Set problem> Retype the material in full, keeping every word the same.

___ Extracted data ___

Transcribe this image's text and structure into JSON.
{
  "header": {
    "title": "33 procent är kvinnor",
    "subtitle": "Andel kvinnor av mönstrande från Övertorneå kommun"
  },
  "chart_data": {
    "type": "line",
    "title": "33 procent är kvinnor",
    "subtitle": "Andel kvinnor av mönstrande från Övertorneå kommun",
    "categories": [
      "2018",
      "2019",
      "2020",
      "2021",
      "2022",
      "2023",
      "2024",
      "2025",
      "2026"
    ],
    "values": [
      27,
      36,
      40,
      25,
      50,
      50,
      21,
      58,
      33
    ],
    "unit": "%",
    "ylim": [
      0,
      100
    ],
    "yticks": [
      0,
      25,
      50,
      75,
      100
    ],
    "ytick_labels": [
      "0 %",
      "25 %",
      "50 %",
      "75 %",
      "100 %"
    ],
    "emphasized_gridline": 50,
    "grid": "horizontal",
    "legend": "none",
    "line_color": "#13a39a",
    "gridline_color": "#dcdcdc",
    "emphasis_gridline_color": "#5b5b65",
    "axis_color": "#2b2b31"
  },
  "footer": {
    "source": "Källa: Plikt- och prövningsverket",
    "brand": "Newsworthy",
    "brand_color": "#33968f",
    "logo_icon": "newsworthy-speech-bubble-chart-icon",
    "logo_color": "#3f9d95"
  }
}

___

Full solution>
Transcribe this image's text and structure into JSON.
{
  "header": {
    "title": "33 procent är kvinnor",
    "subtitle": "Andel kvinnor av mönstrande från Övertorneå kommun"
  },
  "chart_data": {
    "type": "line",
    "title": "33 procent är kvinnor",
    "subtitle": "Andel kvinnor av mönstrande från Övertorneå kommun",
    "categories": [
      "2018",
      "2019",
      "2020",
      "2021",
      "2022",
      "2023",
      "2024",
      "2025",
      "2026"
    ],
    "values": [
      27,
      36,
      40,
      25,
      50,
      50,
      21,
      58,
      33
    ],
    "unit": "%",
    "ylim": [
      0,
      100
    ],
    "yticks": [
      0,
      25,
      50,
      75,
      100
    ],
    "ytick_labels": [
      "0 %",
      "25 %",
      "50 %",
      "75 %",
      "100 %"
    ],
    "emphasized_gridline": 50,
    "grid": "horizontal",
    "legend": "none",
    "line_color": "#13a39a",
    "gridline_color": "#dcdcdc",
    "emphasis_gridline_color": "#5b5b65",
    "axis_color": "#2b2b31"
  },
  "footer": {
    "source": "Källa: Plikt- och prövningsverket",
    "brand": "Newsworthy",
    "brand_color": "#33968f",
    "logo_icon": "newsworthy-speech-bubble-chart-icon",
    "logo_color": "#3f9d95"
  }
}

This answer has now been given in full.